Records supplied ::
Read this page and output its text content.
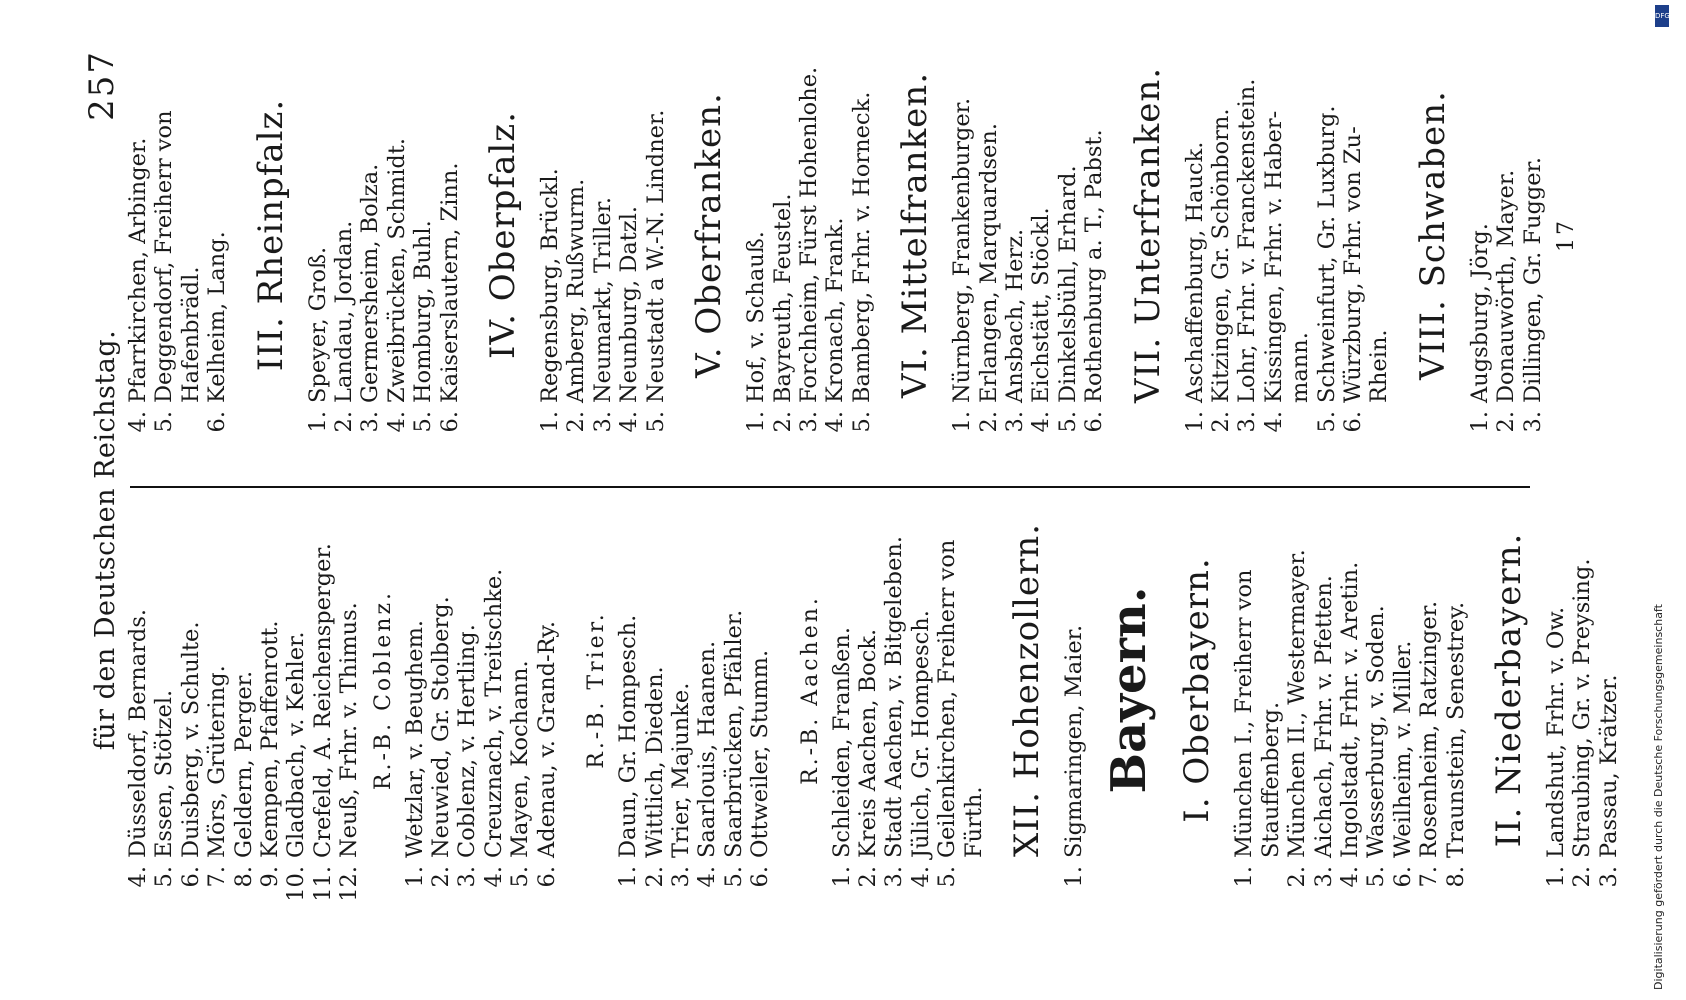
für den Deutschen Reichstag.
257
4.
Düsseldorf, Bernards.
5.
Essen, Stötzel.
6.
Duisberg, v. Schulte.
7.
Mörs, Grütering.
8.
Geldern, Perger.
9.
Kempen, Pfaffenrott.
10.
Gladbach, v. Kehler.
11.
Crefeld, A. Reichensperger.
12.
Neuß, Frhr. v. Thimus. R.-B. Coblenz.
1.
Wetzlar, v. Beughem.
2.
Neuwied, Gr. Stolberg.
3.
Coblenz, v. Hertling.
4.
Creuznach, v. Treitschke.
5.
Mayen, Kochann.
6.
Adenau, v. Grand-Ry. R.-B. Trier.
1.
Daun, Gr. Hompesch.
2.
Wittlich, Dieden.
3.
Trier, Majunke.
4.
Saarlouis, Haanen.
5.
Saarbrücken, Pfähler.
6.
Ottweiler, Stumm. R.-B. Aachen.
1.
Schleiden, Franßen.
2.
Kreis Aachen, Bock.
3.
Stadt Aachen, v. Bitgeleben.
4.
Jülich, Gr. Hompesch.
5.
Geilenkirchen, Freiherr von Fürth. XII. Hohenzollern.
1.
Sigmaringen, Maier. Bayern. I. Oberbayern.
1.
München I., Freiherr von Stauffenberg.
2.
München II., Westermayer.
3.
Aichach, Frhr. v. Pfetten.
4.
Ingolstadt, Frhr. v. Aretin.
5.
Wasserburg, v. Soden.
6.
Weilheim, v. Miller.
7.
Rosenheim, Ratzinger.
8.
Traunstein, Senestrey. II. Niederbayern.
1.
Landshut, Frhr. v. Ow.
2.
Straubing, Gr. v. Preysing.
3.
Passau, Krätzer.
4.
Pfarrkirchen, Arbinger.
5.
Deggendorf, Freiherr von Hafenbrädl.
6.
Kelheim, Lang. III. Rheinpfalz.
1.
Speyer, Groß.
2.
Landau, Jordan.
3.
Germersheim, Bolza.
4.
Zweibrücken, Schmidt.
5.
Homburg, Buhl.
6.
Kaiserslautern, Zinn. IV. Oberpfalz.
1.
Regensburg, Brückl.
2.
Amberg, Rußwurm.
3.
Neumarkt, Triller.
4.
Neunburg, Datzl.
5.
Neustadt a W.-N. Lindner. V. Oberfranken.
1.
Hof, v. Schauß.
2.
Bayreuth, Feustel.
3.
Forchheim, Fürst Hohenlohe.
4.
Kronach, Frank.
5.
Bamberg, Frhr. v. Horneck. VI. Mittelfranken.
1.
Nürnberg, Frankenburger.
2.
Erlangen, Marquardsen.
3.
Ansbach, Herz.
4.
Eichstätt, Stöckl.
5.
Dinkelsbühl, Erhard.
6.
Rothenburg a. T., Pabst. VII. Unterfranken.
1.
Aschaffenburg, Hauck.
2.
Kitzingen, Gr. Schönborn.
3.
Lohr, Frhr. v. Franckenstein.
4.
Kissingen, Frhr. v. Haber- mann.
5.
Schweinfurt, Gr. Luxburg.
6.
Würzburg, Frhr. von Zu- Rhein. VIII. Schwaben.
1.
Augsburg, Jörg.
2.
Donauwörth, Mayer.
3.
Dillingen, Gr. Fugger. 17
DFG
Digitalisierung gefördert durch die Deutsche Forschungsgemeinschaft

Goal :: Tell how many lines in the material contain the word "Freiherr". Only the number is wanted.

Written answer :: 3